Yo trabajo en el piso de neurología que tiene un ala de aislamiento en la que, en otros contextos, se reciben a pacientes que tienen distintas patologías y necesitan ser distanciados del resto. Cuando el Covid-19 llegó a Chile y se estandarizó el protocolo, esa fue la unidad que se destinó para alojar a los contagiados. Supe, desde ese minuto, que mis colegas y yo estaríamos en la primera línea de la crisis. Por eso, ya habíamos hablado con mi marido que, de ser esa la situación, él se tendría que ir a vivir a la casa de sus papás hasta que esto pasara, independiente de cuánto durara. Esa mañana que me fue a dejar, como todas las otras, le dije que me correspondía el turno en esa ala. El me respondió que no me quería dejar. De alguna u otra manera, ya estábamos conscientes que sería nuestra despedida. Yo llegaría a la casa esa noche después de un turno de doce horas y él ya no estaría ahí esperándome.

Nunca imaginé que esto escalaría de manera tan vertiginosa. De hecho, esa mañana en la que me fue a dejar, en una primera instancia me tocaba estar de enfermera de apoyo –sin un contacto directo con pacientes–, pero las cosas se dieron de manera mucho más rápida. Cuando entré a la clínica sentí como todas y todos estábamos prontos a ser sumergidos por una gran ola sin salida.

——————————

● TAREAS
1. Responde estas preguntas sobre el relato del Covid-19 en Chile:
(a) ¿En qué piso trabaja quien narra?
(b) ¿Adónde tendría que irse a vivir el marido?
(c) ¿Qué función le tocaba en una primera instancia la mañana en que él la fue a dejar?
2. Escribe la continuación del relato del Covid-19 en Chile a partir de su última oración.
Los registros son material aparte, sin relación con el texto.

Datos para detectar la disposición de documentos

——————————

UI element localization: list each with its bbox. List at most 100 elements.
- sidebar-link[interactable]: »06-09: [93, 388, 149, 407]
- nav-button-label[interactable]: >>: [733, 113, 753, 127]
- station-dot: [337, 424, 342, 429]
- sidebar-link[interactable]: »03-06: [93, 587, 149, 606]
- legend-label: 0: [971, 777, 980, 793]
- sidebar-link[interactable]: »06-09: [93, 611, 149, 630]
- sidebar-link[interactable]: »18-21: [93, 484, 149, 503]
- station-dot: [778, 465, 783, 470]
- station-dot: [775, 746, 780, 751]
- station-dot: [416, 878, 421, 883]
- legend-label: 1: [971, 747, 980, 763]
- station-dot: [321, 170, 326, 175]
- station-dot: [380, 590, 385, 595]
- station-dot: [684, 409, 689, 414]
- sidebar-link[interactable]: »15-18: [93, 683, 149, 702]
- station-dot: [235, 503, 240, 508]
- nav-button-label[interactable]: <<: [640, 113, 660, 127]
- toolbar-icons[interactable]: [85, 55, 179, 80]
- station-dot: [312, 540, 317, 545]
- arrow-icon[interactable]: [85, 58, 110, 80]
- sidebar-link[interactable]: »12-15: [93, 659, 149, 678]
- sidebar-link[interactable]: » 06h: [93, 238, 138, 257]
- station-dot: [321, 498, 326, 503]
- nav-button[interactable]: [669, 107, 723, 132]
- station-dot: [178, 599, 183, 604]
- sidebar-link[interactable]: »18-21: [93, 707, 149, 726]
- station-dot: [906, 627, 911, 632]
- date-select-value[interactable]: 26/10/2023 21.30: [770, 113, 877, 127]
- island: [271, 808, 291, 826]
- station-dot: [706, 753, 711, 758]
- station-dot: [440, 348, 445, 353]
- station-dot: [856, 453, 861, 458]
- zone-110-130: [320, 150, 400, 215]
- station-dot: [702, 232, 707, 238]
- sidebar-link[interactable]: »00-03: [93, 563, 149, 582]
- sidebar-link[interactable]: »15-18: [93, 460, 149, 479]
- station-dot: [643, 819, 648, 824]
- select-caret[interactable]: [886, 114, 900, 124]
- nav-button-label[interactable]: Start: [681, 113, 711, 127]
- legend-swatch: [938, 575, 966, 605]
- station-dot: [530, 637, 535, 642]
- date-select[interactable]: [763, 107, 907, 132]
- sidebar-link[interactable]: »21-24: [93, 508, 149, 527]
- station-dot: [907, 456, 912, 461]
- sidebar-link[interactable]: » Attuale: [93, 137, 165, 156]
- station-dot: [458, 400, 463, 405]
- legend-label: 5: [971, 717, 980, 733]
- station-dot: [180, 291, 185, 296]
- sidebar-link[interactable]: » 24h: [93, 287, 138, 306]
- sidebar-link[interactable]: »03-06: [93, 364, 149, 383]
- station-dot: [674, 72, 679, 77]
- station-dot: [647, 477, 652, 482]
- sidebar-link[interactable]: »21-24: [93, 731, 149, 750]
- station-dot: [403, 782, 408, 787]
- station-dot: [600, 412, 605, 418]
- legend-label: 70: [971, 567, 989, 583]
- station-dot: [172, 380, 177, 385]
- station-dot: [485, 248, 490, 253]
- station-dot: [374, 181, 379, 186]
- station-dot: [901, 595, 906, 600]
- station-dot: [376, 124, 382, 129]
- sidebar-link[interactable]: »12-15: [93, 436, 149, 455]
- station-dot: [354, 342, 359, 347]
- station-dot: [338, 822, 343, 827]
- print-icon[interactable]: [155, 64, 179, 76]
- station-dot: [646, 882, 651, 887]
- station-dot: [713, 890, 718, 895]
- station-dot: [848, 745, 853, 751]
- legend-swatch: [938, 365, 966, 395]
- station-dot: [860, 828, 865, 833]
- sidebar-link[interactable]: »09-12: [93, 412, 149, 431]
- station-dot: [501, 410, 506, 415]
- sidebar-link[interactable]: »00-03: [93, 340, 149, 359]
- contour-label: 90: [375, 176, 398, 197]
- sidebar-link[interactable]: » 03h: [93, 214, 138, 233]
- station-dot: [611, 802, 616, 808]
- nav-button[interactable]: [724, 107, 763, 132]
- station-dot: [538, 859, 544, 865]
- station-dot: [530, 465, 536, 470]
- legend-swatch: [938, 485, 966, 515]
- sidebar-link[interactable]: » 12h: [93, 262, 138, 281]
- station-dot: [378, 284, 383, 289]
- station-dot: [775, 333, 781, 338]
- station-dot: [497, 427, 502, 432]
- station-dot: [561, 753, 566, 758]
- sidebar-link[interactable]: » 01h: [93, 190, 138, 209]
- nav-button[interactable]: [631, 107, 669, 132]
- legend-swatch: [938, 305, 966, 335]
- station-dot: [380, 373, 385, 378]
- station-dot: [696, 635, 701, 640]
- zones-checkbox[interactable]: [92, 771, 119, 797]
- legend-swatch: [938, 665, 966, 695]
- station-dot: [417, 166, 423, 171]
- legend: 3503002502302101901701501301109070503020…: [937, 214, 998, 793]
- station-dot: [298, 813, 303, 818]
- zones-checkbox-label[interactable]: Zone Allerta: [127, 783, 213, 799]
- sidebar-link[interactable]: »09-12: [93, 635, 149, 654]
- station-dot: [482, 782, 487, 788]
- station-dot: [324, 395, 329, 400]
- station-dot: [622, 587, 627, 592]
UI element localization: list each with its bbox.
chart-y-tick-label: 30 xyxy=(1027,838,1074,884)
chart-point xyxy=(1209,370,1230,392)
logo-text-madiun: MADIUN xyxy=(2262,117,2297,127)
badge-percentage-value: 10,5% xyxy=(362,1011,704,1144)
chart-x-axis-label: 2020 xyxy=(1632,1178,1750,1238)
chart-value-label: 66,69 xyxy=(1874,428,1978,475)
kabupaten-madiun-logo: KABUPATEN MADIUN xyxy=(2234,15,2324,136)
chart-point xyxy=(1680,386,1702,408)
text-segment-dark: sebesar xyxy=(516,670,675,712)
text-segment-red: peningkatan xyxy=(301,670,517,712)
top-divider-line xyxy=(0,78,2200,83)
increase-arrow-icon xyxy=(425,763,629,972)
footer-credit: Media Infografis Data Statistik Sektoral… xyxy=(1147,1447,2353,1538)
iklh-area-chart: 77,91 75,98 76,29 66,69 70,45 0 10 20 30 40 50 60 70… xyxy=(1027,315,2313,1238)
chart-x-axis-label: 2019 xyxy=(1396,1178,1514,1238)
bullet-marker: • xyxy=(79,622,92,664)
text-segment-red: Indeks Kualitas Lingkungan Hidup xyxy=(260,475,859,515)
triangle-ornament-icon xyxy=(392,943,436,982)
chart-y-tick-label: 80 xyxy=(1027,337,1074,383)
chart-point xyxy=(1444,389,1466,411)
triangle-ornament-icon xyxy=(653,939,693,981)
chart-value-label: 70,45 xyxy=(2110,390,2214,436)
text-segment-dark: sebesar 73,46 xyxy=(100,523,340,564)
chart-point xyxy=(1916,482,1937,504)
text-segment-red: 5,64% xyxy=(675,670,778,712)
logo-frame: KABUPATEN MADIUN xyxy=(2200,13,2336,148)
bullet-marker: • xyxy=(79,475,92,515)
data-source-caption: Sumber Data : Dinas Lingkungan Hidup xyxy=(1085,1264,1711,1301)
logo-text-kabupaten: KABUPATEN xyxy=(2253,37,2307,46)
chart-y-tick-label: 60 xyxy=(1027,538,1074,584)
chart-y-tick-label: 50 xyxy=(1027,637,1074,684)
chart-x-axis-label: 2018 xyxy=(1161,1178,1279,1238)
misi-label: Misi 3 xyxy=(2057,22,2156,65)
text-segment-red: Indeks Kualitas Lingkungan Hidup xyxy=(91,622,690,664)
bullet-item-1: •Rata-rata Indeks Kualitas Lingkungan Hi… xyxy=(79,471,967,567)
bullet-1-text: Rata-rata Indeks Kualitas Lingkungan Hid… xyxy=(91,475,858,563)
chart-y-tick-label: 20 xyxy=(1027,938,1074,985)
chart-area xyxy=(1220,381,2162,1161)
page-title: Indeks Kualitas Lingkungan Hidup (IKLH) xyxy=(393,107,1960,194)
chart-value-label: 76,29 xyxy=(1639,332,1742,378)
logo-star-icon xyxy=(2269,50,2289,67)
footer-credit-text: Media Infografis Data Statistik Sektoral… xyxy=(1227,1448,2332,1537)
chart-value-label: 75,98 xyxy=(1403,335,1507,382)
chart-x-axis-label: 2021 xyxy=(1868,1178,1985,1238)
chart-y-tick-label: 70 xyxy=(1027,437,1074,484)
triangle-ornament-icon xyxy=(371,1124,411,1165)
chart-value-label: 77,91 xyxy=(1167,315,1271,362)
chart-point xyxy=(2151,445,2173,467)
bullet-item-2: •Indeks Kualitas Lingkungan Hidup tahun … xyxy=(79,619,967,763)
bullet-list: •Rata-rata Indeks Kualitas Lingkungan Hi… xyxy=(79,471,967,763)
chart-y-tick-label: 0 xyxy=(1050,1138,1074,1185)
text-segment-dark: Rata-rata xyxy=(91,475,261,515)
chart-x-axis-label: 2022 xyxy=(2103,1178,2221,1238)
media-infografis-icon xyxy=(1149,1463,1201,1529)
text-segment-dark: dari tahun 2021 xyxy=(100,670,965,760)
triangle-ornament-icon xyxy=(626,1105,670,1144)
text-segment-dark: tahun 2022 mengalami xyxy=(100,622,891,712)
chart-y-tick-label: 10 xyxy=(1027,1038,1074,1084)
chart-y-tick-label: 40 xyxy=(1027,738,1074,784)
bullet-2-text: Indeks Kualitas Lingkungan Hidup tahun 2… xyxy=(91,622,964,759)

——————————

● RESPUESTAS
1.
(a) En el piso de neurología.
(b) A la casa de sus papás.
(c) La de enfermera de apoyo, sin contacto directo con pacientes.

2.
Han pasado ya dos semanas y todo el equipo médico que ha tenido que enfrentar esto –y con equipo me refiero a médicos, enfermeras, técnicos, auxiliares y toda persona que ha aportado de alguna u otra manera– ha dado su todo por el todo. Estamos asustados, inquietos y a ratos profundamente tristes, pero nos mueve algo más fuerte: queremos que nuestros pacientes salgan adelante y que no caigan en ventilación mecánica. Cuando estamos ahí, damos nuestra vida.

Vivir con la incertidumbre es lo más difícil. No saber cuánto va durar. No poder ponerle una fecha de término. Y no tener idea si vamos a llegar a los niveles de Italia o España. No contamos con las certezas y el crecimiento es tan exponencial que no tenemos cómo saber. Esto se vuelve más difícil aun cuando llegas a tu casa después de un turno de 12 horas –en el que hay que actuar con extrema rapidez y rigurosidad– y no hay nadie con quien hablar. Ahí pienso en mi marido. Quiero almorzar y conversar con él. Quiero abrazarlo. Pero también sé que no soy la primera y no seré la última, y las cosas pasan por algo.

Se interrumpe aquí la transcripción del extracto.